■ **Given task**: Copy out all lines of the records in which the word "this" appears.

■ **Available records**:
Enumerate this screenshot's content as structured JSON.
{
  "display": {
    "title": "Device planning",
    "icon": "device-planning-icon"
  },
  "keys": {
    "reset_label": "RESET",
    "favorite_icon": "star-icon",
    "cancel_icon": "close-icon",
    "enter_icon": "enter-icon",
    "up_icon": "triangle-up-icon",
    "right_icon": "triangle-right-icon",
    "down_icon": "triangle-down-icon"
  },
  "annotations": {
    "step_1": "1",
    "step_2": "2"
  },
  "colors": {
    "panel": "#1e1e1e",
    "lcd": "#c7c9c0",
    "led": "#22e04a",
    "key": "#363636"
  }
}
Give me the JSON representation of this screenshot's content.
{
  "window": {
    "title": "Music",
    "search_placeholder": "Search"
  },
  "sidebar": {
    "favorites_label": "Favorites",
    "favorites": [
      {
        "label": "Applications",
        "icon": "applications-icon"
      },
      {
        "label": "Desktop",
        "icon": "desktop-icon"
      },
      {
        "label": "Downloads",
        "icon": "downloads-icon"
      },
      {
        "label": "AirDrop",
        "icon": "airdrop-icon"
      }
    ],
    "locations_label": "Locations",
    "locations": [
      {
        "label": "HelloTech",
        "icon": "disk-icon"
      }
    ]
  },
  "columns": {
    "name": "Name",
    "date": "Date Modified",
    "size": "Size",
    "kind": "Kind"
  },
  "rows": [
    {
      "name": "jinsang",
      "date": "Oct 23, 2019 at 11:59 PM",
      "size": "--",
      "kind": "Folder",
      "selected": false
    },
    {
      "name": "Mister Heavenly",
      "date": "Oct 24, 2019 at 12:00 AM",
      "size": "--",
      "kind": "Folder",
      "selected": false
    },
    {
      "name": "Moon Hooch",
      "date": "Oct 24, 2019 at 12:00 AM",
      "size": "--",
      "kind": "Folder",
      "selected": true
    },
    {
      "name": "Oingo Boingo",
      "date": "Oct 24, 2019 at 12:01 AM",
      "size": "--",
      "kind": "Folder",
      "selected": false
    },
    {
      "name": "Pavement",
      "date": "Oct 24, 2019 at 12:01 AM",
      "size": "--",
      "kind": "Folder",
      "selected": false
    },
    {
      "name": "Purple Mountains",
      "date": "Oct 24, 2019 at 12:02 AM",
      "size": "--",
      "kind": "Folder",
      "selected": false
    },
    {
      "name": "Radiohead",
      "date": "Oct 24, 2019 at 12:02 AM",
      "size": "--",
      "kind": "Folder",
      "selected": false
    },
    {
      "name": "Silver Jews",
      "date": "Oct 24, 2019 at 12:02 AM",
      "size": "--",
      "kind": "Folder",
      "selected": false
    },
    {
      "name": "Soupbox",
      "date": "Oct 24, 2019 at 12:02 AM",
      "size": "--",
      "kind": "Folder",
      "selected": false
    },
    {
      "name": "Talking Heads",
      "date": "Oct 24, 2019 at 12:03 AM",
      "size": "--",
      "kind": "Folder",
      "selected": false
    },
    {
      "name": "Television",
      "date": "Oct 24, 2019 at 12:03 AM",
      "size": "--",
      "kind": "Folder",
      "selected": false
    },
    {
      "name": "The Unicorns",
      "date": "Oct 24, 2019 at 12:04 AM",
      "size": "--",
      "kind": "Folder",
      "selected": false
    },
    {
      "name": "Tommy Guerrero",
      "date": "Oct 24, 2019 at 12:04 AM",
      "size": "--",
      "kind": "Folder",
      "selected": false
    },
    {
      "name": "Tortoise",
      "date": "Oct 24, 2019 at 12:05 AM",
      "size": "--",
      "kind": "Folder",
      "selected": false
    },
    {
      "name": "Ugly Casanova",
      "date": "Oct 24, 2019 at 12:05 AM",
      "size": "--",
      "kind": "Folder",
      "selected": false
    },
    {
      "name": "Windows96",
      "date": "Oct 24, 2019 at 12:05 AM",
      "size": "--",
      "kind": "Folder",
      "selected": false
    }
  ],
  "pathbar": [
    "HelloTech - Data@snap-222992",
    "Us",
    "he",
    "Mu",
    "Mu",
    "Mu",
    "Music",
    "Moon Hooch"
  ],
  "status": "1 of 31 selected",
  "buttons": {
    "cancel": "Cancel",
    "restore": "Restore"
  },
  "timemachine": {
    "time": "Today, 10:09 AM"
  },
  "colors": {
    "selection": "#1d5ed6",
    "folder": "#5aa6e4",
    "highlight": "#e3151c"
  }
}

■ **Answer to the task**:
Enumerate this screenshot's content as structured JSON.
Give me the JSON representation of this screenshot's content.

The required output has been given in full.